▶ EXERCISE INPUT
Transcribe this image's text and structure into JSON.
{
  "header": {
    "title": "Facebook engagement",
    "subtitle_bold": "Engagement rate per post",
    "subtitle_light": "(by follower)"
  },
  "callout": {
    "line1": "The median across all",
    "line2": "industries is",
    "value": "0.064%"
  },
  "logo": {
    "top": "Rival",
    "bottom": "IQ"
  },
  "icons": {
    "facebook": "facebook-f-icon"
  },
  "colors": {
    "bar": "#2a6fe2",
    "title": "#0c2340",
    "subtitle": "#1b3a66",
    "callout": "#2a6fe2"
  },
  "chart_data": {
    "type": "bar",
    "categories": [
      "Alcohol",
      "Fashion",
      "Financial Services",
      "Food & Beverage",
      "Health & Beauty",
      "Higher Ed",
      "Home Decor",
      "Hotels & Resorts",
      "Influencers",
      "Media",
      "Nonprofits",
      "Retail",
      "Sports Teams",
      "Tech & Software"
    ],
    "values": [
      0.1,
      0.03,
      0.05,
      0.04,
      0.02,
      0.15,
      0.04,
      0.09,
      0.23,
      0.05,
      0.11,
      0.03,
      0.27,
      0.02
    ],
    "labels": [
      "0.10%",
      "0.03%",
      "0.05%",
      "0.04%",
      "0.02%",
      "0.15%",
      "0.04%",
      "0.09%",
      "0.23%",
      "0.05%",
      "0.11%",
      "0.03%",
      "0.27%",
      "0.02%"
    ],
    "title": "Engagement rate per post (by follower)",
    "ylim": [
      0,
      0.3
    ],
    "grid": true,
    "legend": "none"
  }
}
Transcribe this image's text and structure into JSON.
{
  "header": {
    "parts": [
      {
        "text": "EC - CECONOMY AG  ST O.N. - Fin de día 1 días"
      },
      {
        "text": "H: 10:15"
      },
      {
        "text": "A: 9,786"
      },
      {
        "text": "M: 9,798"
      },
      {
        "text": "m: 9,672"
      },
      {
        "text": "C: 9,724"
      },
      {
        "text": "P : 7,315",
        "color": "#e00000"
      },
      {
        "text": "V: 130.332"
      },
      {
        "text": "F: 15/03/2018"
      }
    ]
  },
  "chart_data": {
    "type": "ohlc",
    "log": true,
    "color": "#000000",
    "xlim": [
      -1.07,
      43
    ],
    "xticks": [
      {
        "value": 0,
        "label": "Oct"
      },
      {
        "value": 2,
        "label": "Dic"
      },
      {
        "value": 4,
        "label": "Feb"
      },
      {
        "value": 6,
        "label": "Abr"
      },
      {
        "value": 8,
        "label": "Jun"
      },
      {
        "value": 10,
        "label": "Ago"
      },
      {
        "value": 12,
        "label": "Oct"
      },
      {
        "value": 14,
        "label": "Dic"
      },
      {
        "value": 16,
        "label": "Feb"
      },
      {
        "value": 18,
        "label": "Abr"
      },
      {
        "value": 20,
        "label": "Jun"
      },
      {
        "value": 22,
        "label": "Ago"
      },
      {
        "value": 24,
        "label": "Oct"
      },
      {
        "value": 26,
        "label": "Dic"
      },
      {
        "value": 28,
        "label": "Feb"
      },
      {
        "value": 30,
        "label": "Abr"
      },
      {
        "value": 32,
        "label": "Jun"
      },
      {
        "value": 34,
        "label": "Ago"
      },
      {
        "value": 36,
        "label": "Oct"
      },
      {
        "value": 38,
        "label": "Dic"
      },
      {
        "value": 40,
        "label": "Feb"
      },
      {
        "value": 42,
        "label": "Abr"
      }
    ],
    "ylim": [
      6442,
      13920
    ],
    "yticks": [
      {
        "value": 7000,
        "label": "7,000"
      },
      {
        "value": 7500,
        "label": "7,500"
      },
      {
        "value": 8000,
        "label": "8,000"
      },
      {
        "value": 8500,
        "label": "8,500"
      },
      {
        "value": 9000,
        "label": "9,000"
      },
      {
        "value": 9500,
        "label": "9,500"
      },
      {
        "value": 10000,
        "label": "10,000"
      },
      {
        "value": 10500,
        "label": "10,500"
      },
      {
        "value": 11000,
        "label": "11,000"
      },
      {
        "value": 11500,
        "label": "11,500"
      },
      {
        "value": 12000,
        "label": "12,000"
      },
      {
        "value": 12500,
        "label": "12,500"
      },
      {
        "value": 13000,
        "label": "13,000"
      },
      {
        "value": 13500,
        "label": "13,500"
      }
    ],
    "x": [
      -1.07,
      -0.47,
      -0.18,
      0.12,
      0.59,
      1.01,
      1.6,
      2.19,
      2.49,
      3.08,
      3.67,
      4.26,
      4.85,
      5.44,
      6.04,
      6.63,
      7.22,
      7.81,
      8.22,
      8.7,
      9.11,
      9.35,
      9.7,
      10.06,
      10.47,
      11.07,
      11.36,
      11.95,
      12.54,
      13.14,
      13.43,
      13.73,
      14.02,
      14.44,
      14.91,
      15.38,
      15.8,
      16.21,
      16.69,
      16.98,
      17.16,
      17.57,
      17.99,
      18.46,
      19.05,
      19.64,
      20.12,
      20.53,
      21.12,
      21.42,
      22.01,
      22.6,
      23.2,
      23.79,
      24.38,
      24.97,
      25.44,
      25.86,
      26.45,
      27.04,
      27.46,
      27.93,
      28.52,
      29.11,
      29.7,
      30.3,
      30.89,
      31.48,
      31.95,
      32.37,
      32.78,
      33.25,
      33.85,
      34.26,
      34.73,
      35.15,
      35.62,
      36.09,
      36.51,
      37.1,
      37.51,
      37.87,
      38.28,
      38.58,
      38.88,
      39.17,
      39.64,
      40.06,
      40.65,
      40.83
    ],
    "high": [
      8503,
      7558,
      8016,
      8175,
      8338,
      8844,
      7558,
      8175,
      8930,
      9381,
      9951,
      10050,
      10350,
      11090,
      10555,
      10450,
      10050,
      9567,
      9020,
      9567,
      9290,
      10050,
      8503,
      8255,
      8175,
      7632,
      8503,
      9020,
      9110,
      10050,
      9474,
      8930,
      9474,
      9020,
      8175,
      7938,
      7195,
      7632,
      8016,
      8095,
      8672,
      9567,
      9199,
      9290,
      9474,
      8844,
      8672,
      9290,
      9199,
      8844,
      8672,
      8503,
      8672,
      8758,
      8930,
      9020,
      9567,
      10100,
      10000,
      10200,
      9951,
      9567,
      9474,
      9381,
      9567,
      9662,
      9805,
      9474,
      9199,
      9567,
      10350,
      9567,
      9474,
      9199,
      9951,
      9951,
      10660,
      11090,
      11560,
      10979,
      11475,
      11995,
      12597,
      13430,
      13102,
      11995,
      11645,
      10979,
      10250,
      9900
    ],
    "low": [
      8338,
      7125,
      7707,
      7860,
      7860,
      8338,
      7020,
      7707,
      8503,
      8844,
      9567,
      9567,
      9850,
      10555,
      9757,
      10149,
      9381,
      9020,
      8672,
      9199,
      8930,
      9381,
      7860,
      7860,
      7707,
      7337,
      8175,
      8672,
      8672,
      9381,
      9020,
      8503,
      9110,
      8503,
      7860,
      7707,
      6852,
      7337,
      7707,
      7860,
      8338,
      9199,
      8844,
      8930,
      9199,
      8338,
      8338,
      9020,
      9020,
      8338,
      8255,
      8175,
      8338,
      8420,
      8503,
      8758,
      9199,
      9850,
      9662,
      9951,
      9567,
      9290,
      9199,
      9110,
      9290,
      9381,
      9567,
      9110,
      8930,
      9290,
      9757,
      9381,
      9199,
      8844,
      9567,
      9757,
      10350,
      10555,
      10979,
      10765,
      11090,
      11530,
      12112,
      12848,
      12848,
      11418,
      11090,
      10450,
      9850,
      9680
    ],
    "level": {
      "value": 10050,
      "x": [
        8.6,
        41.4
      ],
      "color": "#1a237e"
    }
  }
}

▶ WHAT IS ASKED
Transcribe the material exactly as it reads.

▶ SOLUTION FOR THIS EXERCISE
Transcribe this image's text and structure into JSON.
{
  "header": {
    "title": "Facebook engagement",
    "subtitle_bold": "Engagement rate per post",
    "subtitle_light": "(by follower)"
  },
  "callout": {
    "line1": "The median across all",
    "line2": "industries is",
    "value": "0.064%"
  },
  "logo": {
    "top": "Rival",
    "bottom": "IQ"
  },
  "icons": {
    "facebook": "facebook-f-icon"
  },
  "colors": {
    "bar": "#2a6fe2",
    "title": "#0c2340",
    "subtitle": "#1b3a66",
    "callout": "#2a6fe2"
  },
  "chart_data": {
    "type": "bar",
    "categories": [
      "Alcohol",
      "Fashion",
      "Financial Services",
      "Food & Beverage",
      "Health & Beauty",
      "Higher Ed",
      "Home Decor",
      "Hotels & Resorts",
      "Influencers",
      "Media",
      "Nonprofits",
      "Retail",
      "Sports Teams",
      "Tech & Software"
    ],
    "values": [
      0.1,
      0.03,
      0.05,
      0.04,
      0.02,
      0.15,
      0.04,
      0.09,
      0.23,
      0.05,
      0.11,
      0.03,
      0.27,
      0.02
    ],
    "labels": [
      "0.10%",
      "0.03%",
      "0.05%",
      "0.04%",
      "0.02%",
      "0.15%",
      "0.04%",
      "0.09%",
      "0.23%",
      "0.05%",
      "0.11%",
      "0.03%",
      "0.27%",
      "0.02%"
    ],
    "title": "Engagement rate per post (by follower)",
    "ylim": [
      0,
      0.3
    ],
    "grid": true,
    "legend": "none"
  }
}
Transcribe this image's text and structure into JSON.
{
  "header": {
    "parts": [
      {
        "text": "EC - CECONOMY AG  ST O.N. - Fin de día 1 días"
      },
      {
        "text": "H: 10:15"
      },
      {
        "text": "A: 9,786"
      },
      {
        "text": "M: 9,798"
      },
      {
        "text": "m: 9,672"
      },
      {
        "text": "C: 9,724"
      },
      {
        "text": "P : 7,315",
        "color": "#e00000"
      },
      {
        "text": "V: 130.332"
      },
      {
        "text": "F: 15/03/2018"
      }
    ]
  },
  "chart_data": {
    "type": "ohlc",
    "log": true,
    "color": "#000000",
    "xlim": [
      -1.07,
      43
    ],
    "xticks": [
      {
        "value": 0,
        "label": "Oct"
      },
      {
        "value": 2,
        "label": "Dic"
      },
      {
        "value": 4,
        "label": "Feb"
      },
      {
        "value": 6,
        "label": "Abr"
      },
      {
        "value": 8,
        "label": "Jun"
      },
      {
        "value": 10,
        "label": "Ago"
      },
      {
        "value": 12,
        "label": "Oct"
      },
      {
        "value": 14,
        "label": "Dic"
      },
      {
        "value": 16,
        "label": "Feb"
      },
      {
        "value": 18,
        "label": "Abr"
      },
      {
        "value": 20,
        "label": "Jun"
      },
      {
        "value": 22,
        "label": "Ago"
      },
      {
        "value": 24,
        "label": "Oct"
      },
      {
        "value": 26,
        "label": "Dic"
      },
      {
        "value": 28,
        "label": "Feb"
      },
      {
        "value": 30,
        "label": "Abr"
      },
      {
        "value": 32,
        "label": "Jun"
      },
      {
        "value": 34,
        "label": "Ago"
      },
      {
        "value": 36,
        "label": "Oct"
      },
      {
        "value": 38,
        "label": "Dic"
      },
      {
        "value": 40,
        "label": "Feb"
      },
      {
        "value": 42,
        "label": "Abr"
      }
    ],
    "ylim": [
      6442,
      13920
    ],
    "yticks": [
      {
        "value": 7000,
        "label": "7,000"
      },
      {
        "value": 7500,
        "label": "7,500"
      },
      {
        "value": 8000,
        "label": "8,000"
      },
      {
        "value": 8500,
        "label": "8,500"
      },
      {
        "value": 9000,
        "label": "9,000"
      },
      {
        "value": 9500,
        "label": "9,500"
      },
      {
        "value": 10000,
        "label": "10,000"
      },
      {
        "value": 10500,
        "label": "10,500"
      },
      {
        "value": 11000,
        "label": "11,000"
      },
      {
        "value": 11500,
        "label": "11,500"
      },
      {
        "value": 12000,
        "label": "12,000"
      },
      {
        "value": 12500,
        "label": "12,500"
      },
      {
        "value": 13000,
        "label": "13,000"
      },
      {
        "value": 13500,
        "label": "13,500"
      }
    ],
    "x": [
      -1.07,
      -0.47,
      -0.18,
      0.12,
      0.59,
      1.01,
      1.6,
      2.19,
      2.49,
      3.08,
      3.67,
      4.26,
      4.85,
      5.44,
      6.04,
      6.63,
      7.22,
      7.81,
      8.22,
      8.7,
      9.11,
      9.35,
      9.7,
      10.06,
      10.47,
      11.07,
      11.36,
      11.95,
      12.54,
      13.14,
      13.43,
      13.73,
      14.02,
      14.44,
      14.91,
      15.38,
      15.8,
      16.21,
      16.69,
      16.98,
      17.16,
      17.57,
      17.99,
      18.46,
      19.05,
      19.64,
      20.12,
      20.53,
      21.12,
      21.42,
      22.01,
      22.6,
      23.2,
      23.79,
      24.38,
      24.97,
      25.44,
      25.86,
      26.45,
      27.04,
      27.46,
      27.93,
      28.52,
      29.11,
      29.7,
      30.3,
      30.89,
      31.48,
      31.95,
      32.37,
      32.78,
      33.25,
      33.85,
      34.26,
      34.73,
      35.15,
      35.62,
      36.09,
      36.51,
      37.1,
      37.51,
      37.87,
      38.28,
      38.58,
      38.88,
      39.17,
      39.64,
      40.06,
      40.65,
      40.83
    ],
    "high": [
      8503,
      7558,
      8016,
      8175,
      8338,
      8844,
      7558,
      8175,
      8930,
      9381,
      9951,
      10050,
      10350,
      11090,
      10555,
      10450,
      10050,
      9567,
      9020,
      9567,
      9290,
      10050,
      8503,
      8255,
      8175,
      7632,
      8503,
      9020,
      9110,
      10050,
      9474,
      8930,
      9474,
      9020,
      8175,
      7938,
      7195,
      7632,
      8016,
      8095,
      8672,
      9567,
      9199,
      9290,
      9474,
      8844,
      8672,
      9290,
      9199,
      8844,
      8672,
      8503,
      8672,
      8758,
      8930,
      9020,
      9567,
      10100,
      10000,
      10200,
      9951,
      9567,
      9474,
      9381,
      9567,
      9662,
      9805,
      9474,
      9199,
      9567,
      10350,
      9567,
      9474,
      9199,
      9951,
      9951,
      10660,
      11090,
      11560,
      10979,
      11475,
      11995,
      12597,
      13430,
      13102,
      11995,
      11645,
      10979,
      10250,
      9900
    ],
    "low": [
      8338,
      7125,
      7707,
      7860,
      7860,
      8338,
      7020,
      7707,
      8503,
      8844,
      9567,
      9567,
      9850,
      10555,
      9757,
      10149,
      9381,
      9020,
      8672,
      9199,
      8930,
      9381,
      7860,
      7860,
      7707,
      7337,
      8175,
      8672,
      8672,
      9381,
      9020,
      8503,
      9110,
      8503,
      7860,
      7707,
      6852,
      7337,
      7707,
      7860,
      8338,
      9199,
      8844,
      8930,
      9199,
      8338,
      8338,
      9020,
      9020,
      8338,
      8255,
      8175,
      8338,
      8420,
      8503,
      8758,
      9199,
      9850,
      9662,
      9951,
      9567,
      9290,
      9199,
      9110,
      9290,
      9381,
      9567,
      9110,
      8930,
      9290,
      9757,
      9381,
      9199,
      8844,
      9567,
      9757,
      10350,
      10555,
      10979,
      10765,
      11090,
      11530,
      12112,
      12848,
      12848,
      11418,
      11090,
      10450,
      9850,
      9680
    ],
    "level": {
      "value": 10050,
      "x": [
        8.6,
        41.4
      ],
      "color": "#1a237e"
    }
  }
}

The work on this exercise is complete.